__REQUIREMENT__: From the entries below, please gather each line containing the string "ylabel".

══ MATERIAL FOR THE TASK

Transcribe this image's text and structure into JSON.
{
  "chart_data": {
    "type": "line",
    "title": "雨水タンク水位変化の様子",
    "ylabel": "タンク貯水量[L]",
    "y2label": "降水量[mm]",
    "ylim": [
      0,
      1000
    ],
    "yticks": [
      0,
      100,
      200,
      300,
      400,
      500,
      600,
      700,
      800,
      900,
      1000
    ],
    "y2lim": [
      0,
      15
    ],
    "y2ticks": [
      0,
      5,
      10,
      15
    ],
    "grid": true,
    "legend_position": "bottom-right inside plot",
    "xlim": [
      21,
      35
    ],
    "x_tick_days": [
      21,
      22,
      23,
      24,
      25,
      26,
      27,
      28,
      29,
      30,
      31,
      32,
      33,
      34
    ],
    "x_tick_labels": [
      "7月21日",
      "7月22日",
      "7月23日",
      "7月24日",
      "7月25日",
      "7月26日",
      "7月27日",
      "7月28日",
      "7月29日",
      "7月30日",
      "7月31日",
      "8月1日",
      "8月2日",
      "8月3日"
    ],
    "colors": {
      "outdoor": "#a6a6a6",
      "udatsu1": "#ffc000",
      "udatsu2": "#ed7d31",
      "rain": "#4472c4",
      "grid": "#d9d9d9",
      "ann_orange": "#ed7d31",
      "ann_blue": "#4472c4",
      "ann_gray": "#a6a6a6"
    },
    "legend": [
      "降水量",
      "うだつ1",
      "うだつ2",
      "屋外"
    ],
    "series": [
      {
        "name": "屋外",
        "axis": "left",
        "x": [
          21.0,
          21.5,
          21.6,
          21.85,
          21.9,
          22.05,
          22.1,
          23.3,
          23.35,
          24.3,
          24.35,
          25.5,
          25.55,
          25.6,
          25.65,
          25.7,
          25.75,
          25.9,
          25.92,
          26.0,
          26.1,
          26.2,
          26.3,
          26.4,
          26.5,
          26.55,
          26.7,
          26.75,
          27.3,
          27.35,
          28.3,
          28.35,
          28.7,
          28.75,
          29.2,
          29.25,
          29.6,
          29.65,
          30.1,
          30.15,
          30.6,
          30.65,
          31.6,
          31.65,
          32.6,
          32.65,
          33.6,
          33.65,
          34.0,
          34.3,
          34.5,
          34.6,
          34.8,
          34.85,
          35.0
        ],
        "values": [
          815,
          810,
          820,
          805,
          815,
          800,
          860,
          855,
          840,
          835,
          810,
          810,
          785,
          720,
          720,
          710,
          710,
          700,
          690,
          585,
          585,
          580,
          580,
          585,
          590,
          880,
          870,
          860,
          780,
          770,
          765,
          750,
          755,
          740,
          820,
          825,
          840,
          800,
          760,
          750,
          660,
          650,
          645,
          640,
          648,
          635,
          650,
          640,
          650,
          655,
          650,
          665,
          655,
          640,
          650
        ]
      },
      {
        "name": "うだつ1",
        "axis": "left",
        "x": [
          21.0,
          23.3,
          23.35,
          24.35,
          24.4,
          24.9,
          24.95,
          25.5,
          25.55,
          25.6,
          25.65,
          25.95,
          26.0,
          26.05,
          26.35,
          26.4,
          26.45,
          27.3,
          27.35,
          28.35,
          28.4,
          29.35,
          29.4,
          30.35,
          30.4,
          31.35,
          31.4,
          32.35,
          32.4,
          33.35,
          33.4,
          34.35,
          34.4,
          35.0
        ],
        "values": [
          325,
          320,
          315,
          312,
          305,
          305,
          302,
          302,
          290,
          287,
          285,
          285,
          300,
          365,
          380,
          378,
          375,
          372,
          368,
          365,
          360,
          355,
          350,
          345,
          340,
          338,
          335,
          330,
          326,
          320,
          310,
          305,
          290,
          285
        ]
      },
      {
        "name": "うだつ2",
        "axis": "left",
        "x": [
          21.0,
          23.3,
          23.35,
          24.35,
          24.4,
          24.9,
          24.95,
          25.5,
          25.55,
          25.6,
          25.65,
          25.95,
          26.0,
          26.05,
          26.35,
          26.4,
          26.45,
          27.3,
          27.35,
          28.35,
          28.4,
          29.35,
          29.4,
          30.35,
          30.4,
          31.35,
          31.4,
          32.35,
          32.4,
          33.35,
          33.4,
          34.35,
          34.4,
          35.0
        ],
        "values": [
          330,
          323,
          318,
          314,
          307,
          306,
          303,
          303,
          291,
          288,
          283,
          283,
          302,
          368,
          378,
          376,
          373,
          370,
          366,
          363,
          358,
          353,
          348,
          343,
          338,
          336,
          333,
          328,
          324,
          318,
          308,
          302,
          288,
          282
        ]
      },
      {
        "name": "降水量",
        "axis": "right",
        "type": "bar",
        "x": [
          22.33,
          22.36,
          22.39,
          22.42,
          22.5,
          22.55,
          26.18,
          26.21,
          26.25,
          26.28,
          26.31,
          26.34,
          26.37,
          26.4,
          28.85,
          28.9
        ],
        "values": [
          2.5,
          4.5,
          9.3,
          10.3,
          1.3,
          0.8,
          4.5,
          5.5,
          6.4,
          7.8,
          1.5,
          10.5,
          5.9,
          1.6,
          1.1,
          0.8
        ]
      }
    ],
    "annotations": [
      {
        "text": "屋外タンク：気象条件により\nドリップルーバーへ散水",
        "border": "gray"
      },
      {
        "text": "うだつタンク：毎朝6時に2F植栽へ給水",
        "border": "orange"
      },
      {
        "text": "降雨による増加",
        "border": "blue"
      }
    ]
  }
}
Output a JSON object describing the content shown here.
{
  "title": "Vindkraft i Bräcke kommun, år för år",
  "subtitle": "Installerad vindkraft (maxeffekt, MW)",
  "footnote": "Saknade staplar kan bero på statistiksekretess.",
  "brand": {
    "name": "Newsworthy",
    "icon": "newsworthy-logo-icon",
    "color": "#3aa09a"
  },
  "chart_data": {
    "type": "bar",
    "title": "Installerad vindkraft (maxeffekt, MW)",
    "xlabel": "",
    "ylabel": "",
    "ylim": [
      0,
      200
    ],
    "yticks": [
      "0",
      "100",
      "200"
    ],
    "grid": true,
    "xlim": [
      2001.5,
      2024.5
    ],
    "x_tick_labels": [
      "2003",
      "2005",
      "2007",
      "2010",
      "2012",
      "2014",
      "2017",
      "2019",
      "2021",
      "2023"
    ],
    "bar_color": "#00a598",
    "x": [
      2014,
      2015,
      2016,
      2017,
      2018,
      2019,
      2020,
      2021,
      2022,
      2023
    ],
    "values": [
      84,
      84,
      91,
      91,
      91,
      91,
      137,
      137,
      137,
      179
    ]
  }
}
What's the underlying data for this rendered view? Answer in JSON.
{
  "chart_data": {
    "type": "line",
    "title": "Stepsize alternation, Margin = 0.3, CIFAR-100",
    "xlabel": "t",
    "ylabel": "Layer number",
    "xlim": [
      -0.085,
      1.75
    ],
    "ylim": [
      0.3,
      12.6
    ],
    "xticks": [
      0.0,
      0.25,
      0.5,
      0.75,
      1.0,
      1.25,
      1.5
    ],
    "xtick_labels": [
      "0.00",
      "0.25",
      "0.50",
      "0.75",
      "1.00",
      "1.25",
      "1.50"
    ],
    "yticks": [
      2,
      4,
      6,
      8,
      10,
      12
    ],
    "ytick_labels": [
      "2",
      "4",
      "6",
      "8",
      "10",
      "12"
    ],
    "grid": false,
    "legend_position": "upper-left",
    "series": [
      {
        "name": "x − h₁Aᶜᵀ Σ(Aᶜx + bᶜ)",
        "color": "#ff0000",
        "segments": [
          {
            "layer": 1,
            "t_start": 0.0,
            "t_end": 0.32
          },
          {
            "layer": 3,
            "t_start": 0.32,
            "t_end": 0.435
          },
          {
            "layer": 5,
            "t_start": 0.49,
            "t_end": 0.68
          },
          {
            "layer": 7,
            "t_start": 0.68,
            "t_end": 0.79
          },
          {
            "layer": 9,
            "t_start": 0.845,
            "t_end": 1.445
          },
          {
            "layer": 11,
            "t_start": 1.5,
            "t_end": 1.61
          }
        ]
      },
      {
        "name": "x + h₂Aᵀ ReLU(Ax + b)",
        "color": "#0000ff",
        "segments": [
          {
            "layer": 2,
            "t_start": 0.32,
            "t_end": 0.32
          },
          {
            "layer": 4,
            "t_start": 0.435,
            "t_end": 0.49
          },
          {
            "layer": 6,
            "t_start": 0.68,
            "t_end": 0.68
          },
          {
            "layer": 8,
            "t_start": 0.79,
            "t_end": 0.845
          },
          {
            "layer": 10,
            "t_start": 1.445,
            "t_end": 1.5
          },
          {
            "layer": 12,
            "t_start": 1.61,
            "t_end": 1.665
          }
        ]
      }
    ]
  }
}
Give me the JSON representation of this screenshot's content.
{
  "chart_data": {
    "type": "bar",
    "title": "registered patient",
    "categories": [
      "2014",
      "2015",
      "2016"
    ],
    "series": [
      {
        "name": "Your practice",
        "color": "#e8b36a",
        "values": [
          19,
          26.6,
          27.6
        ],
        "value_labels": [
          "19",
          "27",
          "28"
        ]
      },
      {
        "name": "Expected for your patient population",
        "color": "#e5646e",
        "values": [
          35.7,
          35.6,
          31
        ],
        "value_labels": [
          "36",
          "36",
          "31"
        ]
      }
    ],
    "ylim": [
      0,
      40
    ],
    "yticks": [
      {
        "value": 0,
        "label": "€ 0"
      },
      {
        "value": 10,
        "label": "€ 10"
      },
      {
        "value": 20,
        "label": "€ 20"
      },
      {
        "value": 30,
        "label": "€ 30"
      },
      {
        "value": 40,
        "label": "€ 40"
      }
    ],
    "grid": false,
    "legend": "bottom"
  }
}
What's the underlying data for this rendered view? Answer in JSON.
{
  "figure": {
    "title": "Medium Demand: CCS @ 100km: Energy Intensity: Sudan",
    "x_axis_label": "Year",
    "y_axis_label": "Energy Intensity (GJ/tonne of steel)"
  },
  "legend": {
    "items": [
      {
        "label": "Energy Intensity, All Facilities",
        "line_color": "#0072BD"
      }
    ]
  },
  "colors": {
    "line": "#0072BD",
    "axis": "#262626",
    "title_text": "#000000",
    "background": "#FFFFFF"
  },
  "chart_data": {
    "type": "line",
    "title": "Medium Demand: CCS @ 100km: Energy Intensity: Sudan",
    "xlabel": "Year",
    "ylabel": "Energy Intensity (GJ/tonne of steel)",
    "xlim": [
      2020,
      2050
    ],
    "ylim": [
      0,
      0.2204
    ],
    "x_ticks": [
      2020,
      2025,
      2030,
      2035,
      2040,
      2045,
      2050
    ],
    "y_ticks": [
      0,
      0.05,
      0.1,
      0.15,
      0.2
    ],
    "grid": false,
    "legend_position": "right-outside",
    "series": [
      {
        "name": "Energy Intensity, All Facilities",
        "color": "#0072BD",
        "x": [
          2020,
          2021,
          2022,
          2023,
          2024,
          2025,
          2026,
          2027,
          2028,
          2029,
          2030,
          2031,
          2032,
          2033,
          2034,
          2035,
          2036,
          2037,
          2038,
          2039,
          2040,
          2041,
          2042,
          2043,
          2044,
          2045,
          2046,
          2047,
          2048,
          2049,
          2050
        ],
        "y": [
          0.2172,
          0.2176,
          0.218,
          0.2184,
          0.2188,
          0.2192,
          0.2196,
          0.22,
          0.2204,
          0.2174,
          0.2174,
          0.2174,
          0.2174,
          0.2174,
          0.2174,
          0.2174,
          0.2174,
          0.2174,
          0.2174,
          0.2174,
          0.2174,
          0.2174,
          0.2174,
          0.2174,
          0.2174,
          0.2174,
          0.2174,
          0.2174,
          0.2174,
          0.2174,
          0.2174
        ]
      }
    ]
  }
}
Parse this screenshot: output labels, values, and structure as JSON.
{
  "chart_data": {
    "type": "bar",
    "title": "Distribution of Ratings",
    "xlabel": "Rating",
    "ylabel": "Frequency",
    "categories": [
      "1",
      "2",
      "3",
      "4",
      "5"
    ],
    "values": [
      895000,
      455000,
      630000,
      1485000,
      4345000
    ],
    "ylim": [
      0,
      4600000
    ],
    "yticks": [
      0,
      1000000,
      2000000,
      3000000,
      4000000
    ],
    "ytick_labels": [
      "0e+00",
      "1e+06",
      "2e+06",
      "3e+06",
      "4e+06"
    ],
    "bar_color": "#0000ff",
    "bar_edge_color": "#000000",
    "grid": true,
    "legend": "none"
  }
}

════

__TASK ANSWER__:
    "ylabel": "タンク貯水量[L]",
    "ylabel": "",
    "ylabel": "Layer number",
    "ylabel": "Energy Intensity (GJ/tonne of steel)",
    "ylabel": "Frequency",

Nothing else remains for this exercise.